> **TASK**
Copy every line with the string "rank" in it.

> **SOURCE DATA**

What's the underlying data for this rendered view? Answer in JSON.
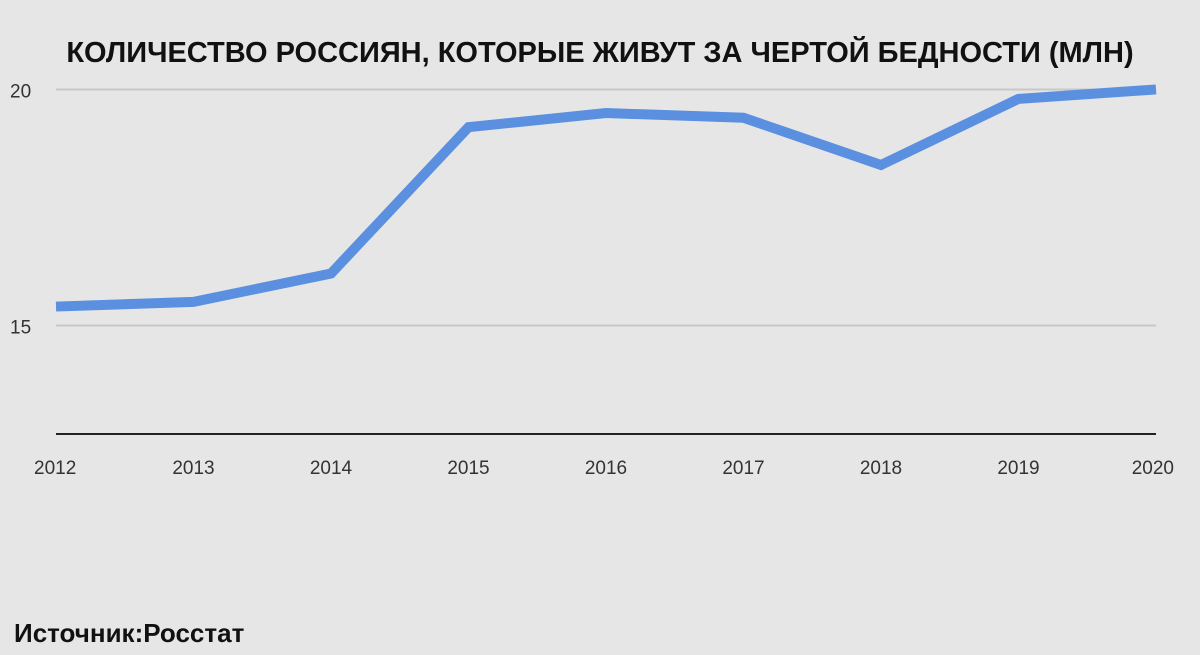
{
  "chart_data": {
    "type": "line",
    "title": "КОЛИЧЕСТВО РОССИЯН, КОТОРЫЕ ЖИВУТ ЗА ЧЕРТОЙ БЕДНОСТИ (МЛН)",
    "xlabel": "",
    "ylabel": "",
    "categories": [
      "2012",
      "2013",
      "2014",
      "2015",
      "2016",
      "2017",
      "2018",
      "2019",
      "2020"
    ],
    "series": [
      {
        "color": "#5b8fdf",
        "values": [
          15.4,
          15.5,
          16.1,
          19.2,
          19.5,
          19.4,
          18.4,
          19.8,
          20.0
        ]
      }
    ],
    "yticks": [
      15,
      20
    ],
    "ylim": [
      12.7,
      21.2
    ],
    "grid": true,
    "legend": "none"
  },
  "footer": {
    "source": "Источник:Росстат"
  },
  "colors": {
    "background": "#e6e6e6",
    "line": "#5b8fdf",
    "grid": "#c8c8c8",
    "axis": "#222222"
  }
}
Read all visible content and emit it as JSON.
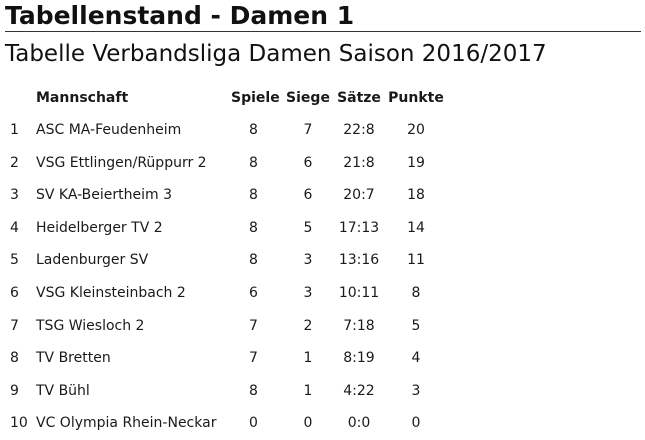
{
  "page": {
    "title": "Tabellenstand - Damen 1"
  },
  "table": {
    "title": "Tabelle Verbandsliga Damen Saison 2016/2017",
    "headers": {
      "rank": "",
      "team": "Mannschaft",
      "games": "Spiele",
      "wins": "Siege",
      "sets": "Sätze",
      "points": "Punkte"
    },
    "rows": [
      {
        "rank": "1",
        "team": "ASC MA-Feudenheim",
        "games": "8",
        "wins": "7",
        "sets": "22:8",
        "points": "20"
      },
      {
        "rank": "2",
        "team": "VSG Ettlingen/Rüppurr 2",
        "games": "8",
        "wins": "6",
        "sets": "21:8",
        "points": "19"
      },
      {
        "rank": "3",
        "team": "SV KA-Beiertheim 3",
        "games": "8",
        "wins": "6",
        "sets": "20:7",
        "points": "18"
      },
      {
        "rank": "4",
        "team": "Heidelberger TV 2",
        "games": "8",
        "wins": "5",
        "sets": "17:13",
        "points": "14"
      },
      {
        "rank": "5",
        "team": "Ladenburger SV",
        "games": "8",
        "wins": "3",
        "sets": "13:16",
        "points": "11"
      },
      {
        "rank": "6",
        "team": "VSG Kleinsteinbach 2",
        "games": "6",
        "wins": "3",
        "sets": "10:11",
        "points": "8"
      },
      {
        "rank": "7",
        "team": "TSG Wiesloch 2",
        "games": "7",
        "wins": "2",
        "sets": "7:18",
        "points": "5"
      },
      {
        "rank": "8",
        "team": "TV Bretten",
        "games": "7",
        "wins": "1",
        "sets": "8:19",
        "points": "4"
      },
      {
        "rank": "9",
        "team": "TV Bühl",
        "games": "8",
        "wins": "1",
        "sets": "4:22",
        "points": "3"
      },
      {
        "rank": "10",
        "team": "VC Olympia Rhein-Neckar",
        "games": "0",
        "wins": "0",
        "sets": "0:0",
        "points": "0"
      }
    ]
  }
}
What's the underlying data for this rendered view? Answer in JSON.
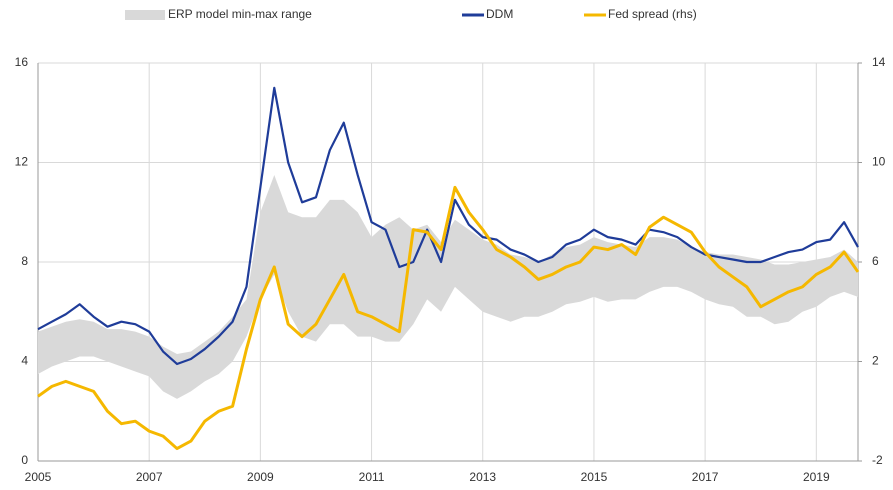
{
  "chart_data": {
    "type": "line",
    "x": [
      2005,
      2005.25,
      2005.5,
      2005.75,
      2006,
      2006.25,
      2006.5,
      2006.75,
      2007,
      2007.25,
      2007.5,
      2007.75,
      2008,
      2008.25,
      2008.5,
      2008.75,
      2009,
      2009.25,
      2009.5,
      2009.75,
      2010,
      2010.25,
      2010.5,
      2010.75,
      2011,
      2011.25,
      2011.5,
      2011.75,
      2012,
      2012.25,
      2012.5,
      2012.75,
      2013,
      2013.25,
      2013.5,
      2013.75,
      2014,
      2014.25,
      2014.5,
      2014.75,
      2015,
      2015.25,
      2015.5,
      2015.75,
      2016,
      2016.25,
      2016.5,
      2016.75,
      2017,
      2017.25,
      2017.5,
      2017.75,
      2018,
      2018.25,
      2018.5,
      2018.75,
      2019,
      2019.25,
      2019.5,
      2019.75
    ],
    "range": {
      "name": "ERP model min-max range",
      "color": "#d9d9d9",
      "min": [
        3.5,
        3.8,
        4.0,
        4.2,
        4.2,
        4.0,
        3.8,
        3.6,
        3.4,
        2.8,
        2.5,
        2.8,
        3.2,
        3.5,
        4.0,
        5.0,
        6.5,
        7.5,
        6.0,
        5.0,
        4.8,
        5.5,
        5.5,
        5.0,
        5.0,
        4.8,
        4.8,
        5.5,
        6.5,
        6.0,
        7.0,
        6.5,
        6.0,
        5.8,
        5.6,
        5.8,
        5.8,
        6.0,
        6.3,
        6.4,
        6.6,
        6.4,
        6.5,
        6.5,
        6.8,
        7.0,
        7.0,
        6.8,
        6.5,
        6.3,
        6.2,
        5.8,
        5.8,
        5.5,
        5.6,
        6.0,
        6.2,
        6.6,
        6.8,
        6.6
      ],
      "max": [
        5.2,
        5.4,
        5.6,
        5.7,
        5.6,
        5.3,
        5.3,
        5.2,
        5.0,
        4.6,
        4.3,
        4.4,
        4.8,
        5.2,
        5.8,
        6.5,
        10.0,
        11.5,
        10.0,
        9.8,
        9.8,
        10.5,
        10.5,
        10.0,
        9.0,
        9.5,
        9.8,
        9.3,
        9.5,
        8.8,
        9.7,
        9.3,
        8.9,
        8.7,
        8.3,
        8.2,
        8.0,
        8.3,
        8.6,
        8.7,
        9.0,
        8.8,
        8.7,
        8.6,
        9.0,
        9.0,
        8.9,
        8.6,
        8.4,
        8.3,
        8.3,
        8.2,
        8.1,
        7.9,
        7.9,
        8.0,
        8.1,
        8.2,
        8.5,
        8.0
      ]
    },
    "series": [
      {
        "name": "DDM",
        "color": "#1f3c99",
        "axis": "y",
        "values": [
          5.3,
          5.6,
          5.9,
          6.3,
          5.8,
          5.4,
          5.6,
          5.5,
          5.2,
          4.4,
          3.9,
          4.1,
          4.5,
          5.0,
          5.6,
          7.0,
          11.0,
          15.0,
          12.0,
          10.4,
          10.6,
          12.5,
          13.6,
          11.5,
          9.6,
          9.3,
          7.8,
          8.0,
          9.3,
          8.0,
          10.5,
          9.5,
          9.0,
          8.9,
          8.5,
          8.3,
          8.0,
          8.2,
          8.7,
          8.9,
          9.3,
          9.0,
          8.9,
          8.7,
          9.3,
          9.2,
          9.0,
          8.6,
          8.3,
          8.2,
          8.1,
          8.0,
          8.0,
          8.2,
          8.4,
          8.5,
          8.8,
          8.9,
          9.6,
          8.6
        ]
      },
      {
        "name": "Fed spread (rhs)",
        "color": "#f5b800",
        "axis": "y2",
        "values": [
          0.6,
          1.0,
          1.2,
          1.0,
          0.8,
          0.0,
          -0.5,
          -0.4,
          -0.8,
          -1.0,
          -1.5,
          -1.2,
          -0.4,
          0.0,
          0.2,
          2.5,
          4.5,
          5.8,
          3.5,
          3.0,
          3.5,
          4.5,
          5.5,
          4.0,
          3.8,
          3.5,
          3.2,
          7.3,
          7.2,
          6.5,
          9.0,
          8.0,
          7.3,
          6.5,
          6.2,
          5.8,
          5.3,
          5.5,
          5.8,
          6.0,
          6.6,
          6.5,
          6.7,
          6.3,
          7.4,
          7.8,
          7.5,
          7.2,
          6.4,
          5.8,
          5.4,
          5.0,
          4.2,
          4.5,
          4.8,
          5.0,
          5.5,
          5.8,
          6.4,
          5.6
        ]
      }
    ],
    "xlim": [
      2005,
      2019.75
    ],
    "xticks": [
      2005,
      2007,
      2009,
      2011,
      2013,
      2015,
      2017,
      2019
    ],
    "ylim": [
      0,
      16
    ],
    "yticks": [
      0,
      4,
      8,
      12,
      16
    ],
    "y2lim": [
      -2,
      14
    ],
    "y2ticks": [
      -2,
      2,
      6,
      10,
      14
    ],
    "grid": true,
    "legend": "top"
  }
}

> **RESPONSE TO THE EXERCISE**
      "rank": "",
        "rank": "1",
        "rank": "2",
        "rank": "3",
        "rank": "4",
        "rank": "5",
        "rank": "6",
        "rank": "7",
        "rank": "8",
        "rank": "9",
        "rank": "10",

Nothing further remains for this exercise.